* _Direction_
Count how many lines of the data contain the string "item", treating uppercase and lowercase as different. Give only the number.

(Layout region records)
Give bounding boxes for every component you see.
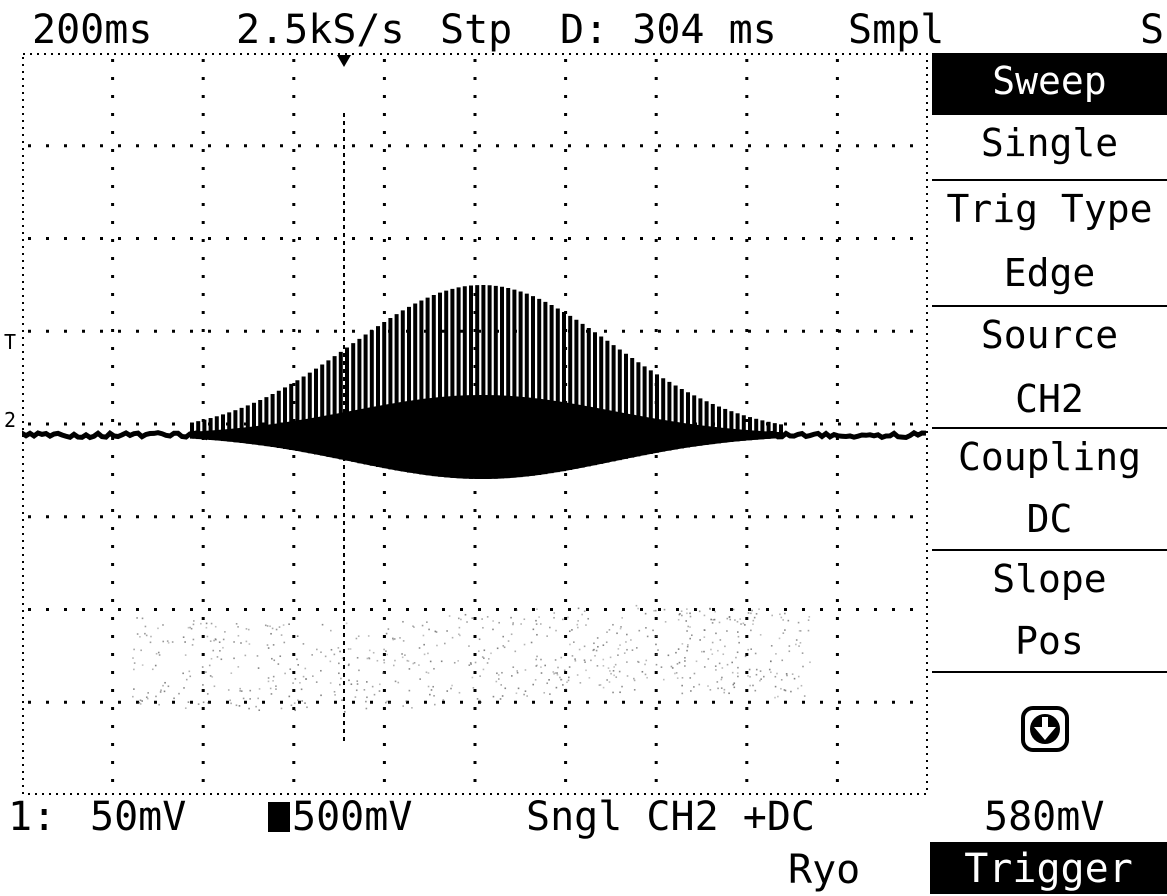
ch2-indicator-icon [268,802,290,832]
ch2-scale-readout: 500mV [292,794,413,840]
menu-item-trig-type[interactable]: Trig Type [932,179,1167,239]
header-corner-text: S [1140,7,1165,53]
trigger-menu-tab[interactable]: Trigger [930,842,1167,894]
user-label: Ryo [788,847,861,893]
menu-item-slope[interactable]: Slope [932,549,1167,609]
trigger-level-marker: T [4,330,17,354]
ch1-noise-trace [132,604,811,713]
sample-rate-readout: 2.5kS/s [236,7,405,53]
graticule-border [22,53,928,795]
menu-item-edge[interactable]: Edge [1003,251,1096,295]
run-state-readout: Stp [440,7,513,53]
menu-item-single[interactable]: Single [932,113,1167,173]
ch1-label: 1: [8,794,57,840]
trigger-info-readout: Sngl CH2 +DC [526,794,815,840]
menu-item-ch2[interactable]: CH2 [1015,377,1084,421]
acquisition-mode-readout: Smpl [848,7,945,53]
delay-readout: D: 304 ms [560,7,777,53]
menu-item-pos[interactable]: Pos [1015,619,1084,663]
timebase-readout: 200ms [32,7,153,53]
menu-divider [932,671,1167,673]
ch2-burst-waveform [190,285,783,479]
ch2-baseline [22,429,927,441]
ch1-scale-readout: 50mV [90,794,187,840]
menu-item-dc[interactable]: DC [1026,497,1073,541]
waveform-graticule [22,53,928,795]
trigger-level-readout: 580mV [984,794,1105,840]
down-arrow-circle-icon[interactable] [1020,705,1070,753]
menu-item-coupling[interactable]: Coupling [932,427,1167,487]
menu-item-sweep[interactable]: Sweep [932,53,1167,113]
menu-item-source[interactable]: Source [932,305,1167,365]
ch2-ground-marker: 2 [4,408,17,432]
trigger-position-arrow [337,55,351,67]
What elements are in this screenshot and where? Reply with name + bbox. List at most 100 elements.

* _Exercise answer_
10